───── TASK MATERIAL ─────
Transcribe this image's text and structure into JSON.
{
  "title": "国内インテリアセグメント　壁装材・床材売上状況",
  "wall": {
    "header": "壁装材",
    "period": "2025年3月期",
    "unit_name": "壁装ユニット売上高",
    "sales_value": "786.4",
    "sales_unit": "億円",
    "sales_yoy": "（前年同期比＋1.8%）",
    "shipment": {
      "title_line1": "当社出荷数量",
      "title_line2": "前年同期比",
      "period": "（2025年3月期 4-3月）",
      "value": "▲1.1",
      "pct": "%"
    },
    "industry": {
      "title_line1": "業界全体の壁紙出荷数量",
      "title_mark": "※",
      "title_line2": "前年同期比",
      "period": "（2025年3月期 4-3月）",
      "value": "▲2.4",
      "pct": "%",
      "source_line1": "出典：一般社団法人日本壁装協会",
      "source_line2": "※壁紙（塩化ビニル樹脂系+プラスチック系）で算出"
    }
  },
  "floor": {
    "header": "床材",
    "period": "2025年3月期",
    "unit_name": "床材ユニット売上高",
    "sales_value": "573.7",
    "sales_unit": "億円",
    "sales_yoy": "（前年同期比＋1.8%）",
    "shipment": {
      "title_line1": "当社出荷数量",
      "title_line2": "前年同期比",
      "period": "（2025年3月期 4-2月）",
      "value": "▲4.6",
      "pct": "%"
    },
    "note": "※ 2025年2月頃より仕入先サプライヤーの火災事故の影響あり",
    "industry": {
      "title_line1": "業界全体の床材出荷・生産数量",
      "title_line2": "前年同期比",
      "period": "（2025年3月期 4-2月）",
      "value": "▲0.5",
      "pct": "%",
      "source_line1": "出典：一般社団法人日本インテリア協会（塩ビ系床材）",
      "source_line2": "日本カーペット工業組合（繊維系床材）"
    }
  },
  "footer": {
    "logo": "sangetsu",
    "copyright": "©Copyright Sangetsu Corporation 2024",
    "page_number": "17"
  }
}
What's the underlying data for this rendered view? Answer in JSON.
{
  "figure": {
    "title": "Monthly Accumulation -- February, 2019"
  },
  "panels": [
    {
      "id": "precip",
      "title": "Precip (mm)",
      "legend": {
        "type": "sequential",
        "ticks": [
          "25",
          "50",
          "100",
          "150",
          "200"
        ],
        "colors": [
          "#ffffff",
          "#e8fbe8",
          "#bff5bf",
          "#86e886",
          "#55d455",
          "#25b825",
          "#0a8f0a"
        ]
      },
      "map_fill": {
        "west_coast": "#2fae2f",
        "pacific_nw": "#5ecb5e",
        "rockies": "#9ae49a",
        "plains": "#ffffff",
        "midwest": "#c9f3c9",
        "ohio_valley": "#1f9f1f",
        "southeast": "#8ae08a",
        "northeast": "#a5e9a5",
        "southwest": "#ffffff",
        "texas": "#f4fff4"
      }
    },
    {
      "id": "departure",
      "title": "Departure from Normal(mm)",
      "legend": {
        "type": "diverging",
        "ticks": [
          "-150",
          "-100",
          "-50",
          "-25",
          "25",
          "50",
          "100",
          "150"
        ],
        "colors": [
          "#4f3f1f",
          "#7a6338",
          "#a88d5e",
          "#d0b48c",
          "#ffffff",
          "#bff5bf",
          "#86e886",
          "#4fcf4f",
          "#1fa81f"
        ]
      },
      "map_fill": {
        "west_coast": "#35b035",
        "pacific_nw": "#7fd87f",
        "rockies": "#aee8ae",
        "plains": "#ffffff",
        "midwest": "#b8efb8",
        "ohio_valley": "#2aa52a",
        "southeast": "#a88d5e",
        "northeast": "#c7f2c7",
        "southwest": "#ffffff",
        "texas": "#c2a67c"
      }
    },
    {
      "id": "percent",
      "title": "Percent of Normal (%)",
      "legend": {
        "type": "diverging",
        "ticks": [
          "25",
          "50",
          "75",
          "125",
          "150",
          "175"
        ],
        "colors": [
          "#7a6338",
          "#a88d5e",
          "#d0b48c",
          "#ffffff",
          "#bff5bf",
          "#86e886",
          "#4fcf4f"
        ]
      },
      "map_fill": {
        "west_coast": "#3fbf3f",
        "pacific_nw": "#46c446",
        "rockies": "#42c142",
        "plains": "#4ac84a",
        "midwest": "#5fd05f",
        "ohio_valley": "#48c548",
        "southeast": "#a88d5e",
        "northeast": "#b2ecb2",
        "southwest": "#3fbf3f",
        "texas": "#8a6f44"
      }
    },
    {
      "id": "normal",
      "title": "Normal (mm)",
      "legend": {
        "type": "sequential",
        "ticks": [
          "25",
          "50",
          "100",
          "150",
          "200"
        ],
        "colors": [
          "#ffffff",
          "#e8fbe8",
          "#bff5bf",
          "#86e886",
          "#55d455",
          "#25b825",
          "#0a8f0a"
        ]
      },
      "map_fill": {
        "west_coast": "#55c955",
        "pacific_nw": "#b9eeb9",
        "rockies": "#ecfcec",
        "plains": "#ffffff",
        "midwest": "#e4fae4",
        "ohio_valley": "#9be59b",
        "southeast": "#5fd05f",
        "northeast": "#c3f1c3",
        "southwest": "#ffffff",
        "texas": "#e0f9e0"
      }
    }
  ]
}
─────
> [DIRECTIONS FOR THIS TASK] Set down all of the records shown above once more, exactly.

> [ANSWER TO THE EXERCISE]
Transcribe this image's text and structure into JSON.
{
  "title": "国内インテリアセグメント　壁装材・床材売上状況",
  "wall": {
    "header": "壁装材",
    "period": "2025年3月期",
    "unit_name": "壁装ユニット売上高",
    "sales_value": "786.4",
    "sales_unit": "億円",
    "sales_yoy": "（前年同期比＋1.8%）",
    "shipment": {
      "title_line1": "当社出荷数量",
      "title_line2": "前年同期比",
      "period": "（2025年3月期 4-3月）",
      "value": "▲1.1",
      "pct": "%"
    },
    "industry": {
      "title_line1": "業界全体の壁紙出荷数量",
      "title_mark": "※",
      "title_line2": "前年同期比",
      "period": "（2025年3月期 4-3月）",
      "value": "▲2.4",
      "pct": "%",
      "source_line1": "出典：一般社団法人日本壁装協会",
      "source_line2": "※壁紙（塩化ビニル樹脂系+プラスチック系）で算出"
    }
  },
  "floor": {
    "header": "床材",
    "period": "2025年3月期",
    "unit_name": "床材ユニット売上高",
    "sales_value": "573.7",
    "sales_unit": "億円",
    "sales_yoy": "（前年同期比＋1.8%）",
    "shipment": {
      "title_line1": "当社出荷数量",
      "title_line2": "前年同期比",
      "period": "（2025年3月期 4-2月）",
      "value": "▲4.6",
      "pct": "%"
    },
    "note": "※ 2025年2月頃より仕入先サプライヤーの火災事故の影響あり",
    "industry": {
      "title_line1": "業界全体の床材出荷・生産数量",
      "title_line2": "前年同期比",
      "period": "（2025年3月期 4-2月）",
      "value": "▲0.5",
      "pct": "%",
      "source_line1": "出典：一般社団法人日本インテリア協会（塩ビ系床材）",
      "source_line2": "日本カーペット工業組合（繊維系床材）"
    }
  },
  "footer": {
    "logo": "sangetsu",
    "copyright": "©Copyright Sangetsu Corporation 2024",
    "page_number": "17"
  }
}
What's the underlying data for this rendered view? Answer in JSON.
{
  "figure": {
    "title": "Monthly Accumulation -- February, 2019"
  },
  "panels": [
    {
      "id": "precip",
      "title": "Precip (mm)",
      "legend": {
        "type": "sequential",
        "ticks": [
          "25",
          "50",
          "100",
          "150",
          "200"
        ],
        "colors": [
          "#ffffff",
          "#e8fbe8",
          "#bff5bf",
          "#86e886",
          "#55d455",
          "#25b825",
          "#0a8f0a"
        ]
      },
      "map_fill": {
        "west_coast": "#2fae2f",
        "pacific_nw": "#5ecb5e",
        "rockies": "#9ae49a",
        "plains": "#ffffff",
        "midwest": "#c9f3c9",
        "ohio_valley": "#1f9f1f",
        "southeast": "#8ae08a",
        "northeast": "#a5e9a5",
        "southwest": "#ffffff",
        "texas": "#f4fff4"
      }
    },
    {
      "id": "departure",
      "title": "Departure from Normal(mm)",
      "legend": {
        "type": "diverging",
        "ticks": [
          "-150",
          "-100",
          "-50",
          "-25",
          "25",
          "50",
          "100",
          "150"
        ],
        "colors": [
          "#4f3f1f",
          "#7a6338",
          "#a88d5e",
          "#d0b48c",
          "#ffffff",
          "#bff5bf",
          "#86e886",
          "#4fcf4f",
          "#1fa81f"
        ]
      },
      "map_fill": {
        "west_coast": "#35b035",
        "pacific_nw": "#7fd87f",
        "rockies": "#aee8ae",
        "plains": "#ffffff",
        "midwest": "#b8efb8",
        "ohio_valley": "#2aa52a",
        "southeast": "#a88d5e",
        "northeast": "#c7f2c7",
        "southwest": "#ffffff",
        "texas": "#c2a67c"
      }
    },
    {
      "id": "percent",
      "title": "Percent of Normal (%)",
      "legend": {
        "type": "diverging",
        "ticks": [
          "25",
          "50",
          "75",
          "125",
          "150",
          "175"
        ],
        "colors": [
          "#7a6338",
          "#a88d5e",
          "#d0b48c",
          "#ffffff",
          "#bff5bf",
          "#86e886",
          "#4fcf4f"
        ]
      },
      "map_fill": {
        "west_coast": "#3fbf3f",
        "pacific_nw": "#46c446",
        "rockies": "#42c142",
        "plains": "#4ac84a",
        "midwest": "#5fd05f",
        "ohio_valley": "#48c548",
        "southeast": "#a88d5e",
        "northeast": "#b2ecb2",
        "southwest": "#3fbf3f",
        "texas": "#8a6f44"
      }
    },
    {
      "id": "normal",
      "title": "Normal (mm)",
      "legend": {
        "type": "sequential",
        "ticks": [
          "25",
          "50",
          "100",
          "150",
          "200"
        ],
        "colors": [
          "#ffffff",
          "#e8fbe8",
          "#bff5bf",
          "#86e886",
          "#55d455",
          "#25b825",
          "#0a8f0a"
        ]
      },
      "map_fill": {
        "west_coast": "#55c955",
        "pacific_nw": "#b9eeb9",
        "rockies": "#ecfcec",
        "plains": "#ffffff",
        "midwest": "#e4fae4",
        "ohio_valley": "#9be59b",
        "southeast": "#5fd05f",
        "northeast": "#c3f1c3",
        "southwest": "#ffffff",
        "texas": "#e0f9e0"
      }
    }
  ]
}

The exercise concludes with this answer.